- _PROBLEM STATEMENT_
Show all lines of the listing that hold the word "arcmin".

═════ DATA TO PROCESS ═════

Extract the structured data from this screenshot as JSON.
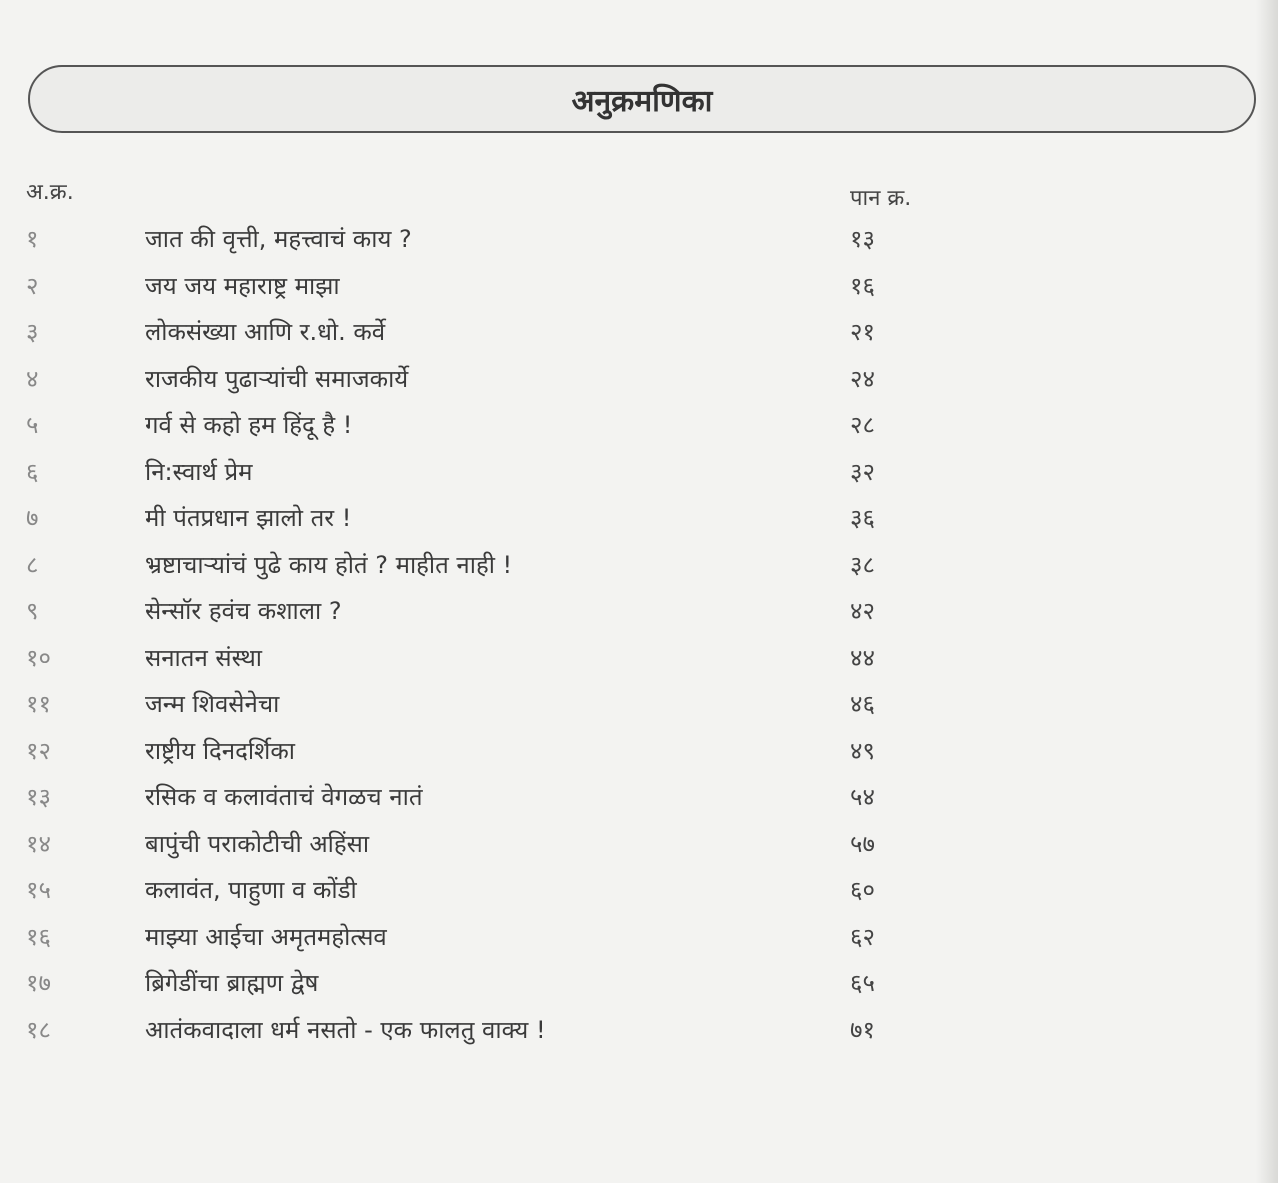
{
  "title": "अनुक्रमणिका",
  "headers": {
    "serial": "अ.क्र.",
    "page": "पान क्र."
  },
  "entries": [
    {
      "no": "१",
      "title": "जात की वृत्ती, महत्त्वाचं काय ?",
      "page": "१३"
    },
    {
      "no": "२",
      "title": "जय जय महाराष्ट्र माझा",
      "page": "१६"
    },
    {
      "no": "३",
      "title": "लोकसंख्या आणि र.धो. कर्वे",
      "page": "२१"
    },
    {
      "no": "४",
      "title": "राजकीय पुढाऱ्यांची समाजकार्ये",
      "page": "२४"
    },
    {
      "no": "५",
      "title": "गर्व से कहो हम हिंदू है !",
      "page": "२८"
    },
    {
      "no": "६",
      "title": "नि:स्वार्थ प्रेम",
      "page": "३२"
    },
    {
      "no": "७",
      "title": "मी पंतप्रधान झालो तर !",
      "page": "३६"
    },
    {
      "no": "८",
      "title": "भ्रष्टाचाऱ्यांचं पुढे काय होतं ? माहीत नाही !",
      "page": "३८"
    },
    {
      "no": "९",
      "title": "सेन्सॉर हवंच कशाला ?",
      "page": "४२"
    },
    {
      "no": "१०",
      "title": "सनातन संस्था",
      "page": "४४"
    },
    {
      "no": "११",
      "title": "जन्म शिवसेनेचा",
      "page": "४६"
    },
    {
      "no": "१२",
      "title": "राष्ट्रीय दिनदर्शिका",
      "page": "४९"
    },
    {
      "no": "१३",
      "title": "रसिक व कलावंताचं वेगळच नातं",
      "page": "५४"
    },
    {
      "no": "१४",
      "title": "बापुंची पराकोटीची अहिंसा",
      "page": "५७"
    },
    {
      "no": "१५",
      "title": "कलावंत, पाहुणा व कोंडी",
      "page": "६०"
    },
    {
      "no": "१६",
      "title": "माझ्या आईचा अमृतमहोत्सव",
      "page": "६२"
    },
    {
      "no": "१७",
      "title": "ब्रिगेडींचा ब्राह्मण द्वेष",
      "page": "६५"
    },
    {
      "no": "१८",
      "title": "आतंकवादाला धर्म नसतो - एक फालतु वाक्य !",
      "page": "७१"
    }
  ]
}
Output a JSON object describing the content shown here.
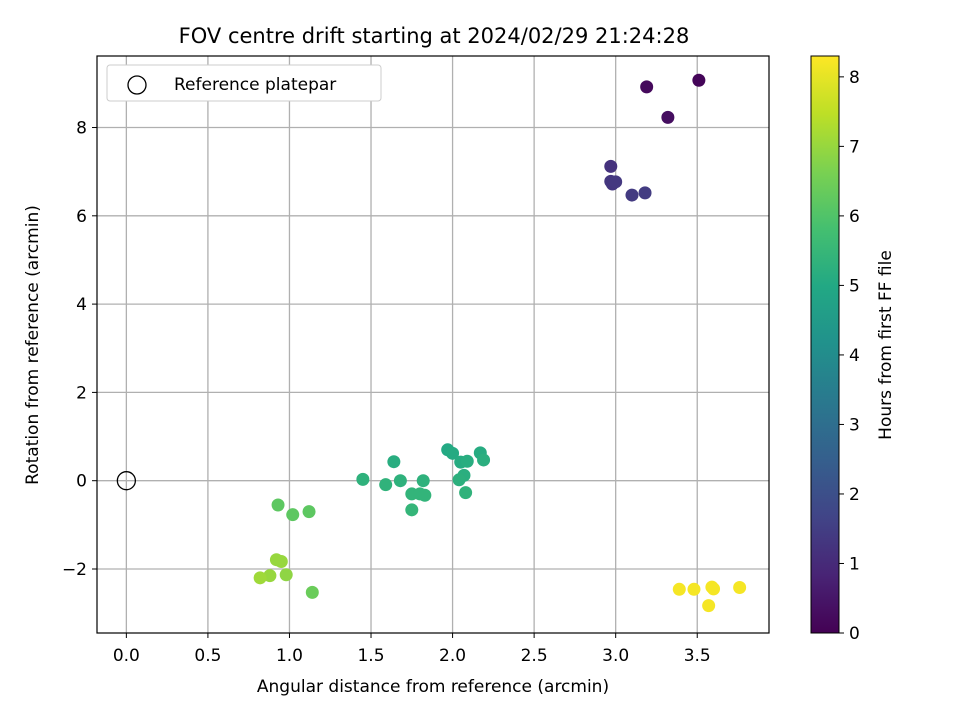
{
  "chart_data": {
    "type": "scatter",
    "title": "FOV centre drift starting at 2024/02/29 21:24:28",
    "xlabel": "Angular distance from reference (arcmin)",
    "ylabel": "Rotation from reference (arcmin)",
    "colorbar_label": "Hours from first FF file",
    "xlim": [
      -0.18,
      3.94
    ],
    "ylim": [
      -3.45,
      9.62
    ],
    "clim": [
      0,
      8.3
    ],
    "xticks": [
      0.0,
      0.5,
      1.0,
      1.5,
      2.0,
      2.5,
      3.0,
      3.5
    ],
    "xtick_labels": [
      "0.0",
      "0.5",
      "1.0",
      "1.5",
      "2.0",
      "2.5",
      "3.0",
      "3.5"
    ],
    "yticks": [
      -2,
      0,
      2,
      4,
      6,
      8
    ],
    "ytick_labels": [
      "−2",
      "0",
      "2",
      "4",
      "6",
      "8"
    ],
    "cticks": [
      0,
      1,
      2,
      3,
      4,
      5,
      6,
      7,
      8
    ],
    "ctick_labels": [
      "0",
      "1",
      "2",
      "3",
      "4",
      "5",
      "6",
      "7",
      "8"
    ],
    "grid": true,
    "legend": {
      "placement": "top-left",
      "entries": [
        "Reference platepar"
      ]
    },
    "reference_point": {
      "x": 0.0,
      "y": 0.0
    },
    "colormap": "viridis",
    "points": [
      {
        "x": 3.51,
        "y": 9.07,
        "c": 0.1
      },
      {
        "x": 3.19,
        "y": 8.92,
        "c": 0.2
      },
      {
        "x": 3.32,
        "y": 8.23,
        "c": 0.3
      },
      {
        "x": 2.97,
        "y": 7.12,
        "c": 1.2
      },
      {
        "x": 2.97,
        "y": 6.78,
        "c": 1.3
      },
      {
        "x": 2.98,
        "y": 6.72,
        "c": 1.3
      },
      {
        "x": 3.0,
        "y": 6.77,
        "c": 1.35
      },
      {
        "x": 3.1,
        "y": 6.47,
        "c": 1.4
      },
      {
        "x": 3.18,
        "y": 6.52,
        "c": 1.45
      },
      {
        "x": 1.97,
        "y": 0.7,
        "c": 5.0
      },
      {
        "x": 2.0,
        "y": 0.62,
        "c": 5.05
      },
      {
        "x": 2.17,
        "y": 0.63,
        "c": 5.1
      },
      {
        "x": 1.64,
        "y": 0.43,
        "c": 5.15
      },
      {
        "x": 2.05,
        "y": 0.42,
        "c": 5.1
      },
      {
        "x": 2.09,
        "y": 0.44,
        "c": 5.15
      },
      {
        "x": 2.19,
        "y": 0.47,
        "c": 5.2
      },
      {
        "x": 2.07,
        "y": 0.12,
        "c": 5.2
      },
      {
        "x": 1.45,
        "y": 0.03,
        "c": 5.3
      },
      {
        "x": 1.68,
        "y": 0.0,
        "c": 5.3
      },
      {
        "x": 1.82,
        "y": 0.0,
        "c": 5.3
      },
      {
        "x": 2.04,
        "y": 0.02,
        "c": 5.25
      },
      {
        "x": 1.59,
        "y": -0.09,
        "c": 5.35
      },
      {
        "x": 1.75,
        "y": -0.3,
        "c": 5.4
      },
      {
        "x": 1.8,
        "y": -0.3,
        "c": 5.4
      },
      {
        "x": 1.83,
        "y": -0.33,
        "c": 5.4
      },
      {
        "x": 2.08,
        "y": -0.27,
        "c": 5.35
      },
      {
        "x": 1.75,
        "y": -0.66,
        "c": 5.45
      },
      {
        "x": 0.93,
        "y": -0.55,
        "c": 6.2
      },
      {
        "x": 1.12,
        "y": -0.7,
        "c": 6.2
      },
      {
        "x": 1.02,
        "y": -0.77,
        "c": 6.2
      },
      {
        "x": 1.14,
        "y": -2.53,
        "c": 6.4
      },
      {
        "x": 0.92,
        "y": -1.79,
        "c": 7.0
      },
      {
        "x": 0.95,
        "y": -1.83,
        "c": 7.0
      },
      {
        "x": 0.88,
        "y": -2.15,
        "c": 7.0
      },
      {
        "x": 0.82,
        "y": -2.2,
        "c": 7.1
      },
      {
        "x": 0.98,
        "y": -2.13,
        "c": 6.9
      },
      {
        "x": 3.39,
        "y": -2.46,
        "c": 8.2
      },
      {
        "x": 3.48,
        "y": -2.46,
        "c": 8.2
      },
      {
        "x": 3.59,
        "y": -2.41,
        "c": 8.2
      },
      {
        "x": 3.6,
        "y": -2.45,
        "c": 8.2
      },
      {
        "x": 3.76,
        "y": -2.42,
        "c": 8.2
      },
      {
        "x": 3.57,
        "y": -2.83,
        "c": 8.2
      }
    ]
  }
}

═════

- _EXERCISE RESPONSE_
    "xlabel": "Angular distance from reference (arcmin)",
    "ylabel": "Rotation from reference (arcmin)",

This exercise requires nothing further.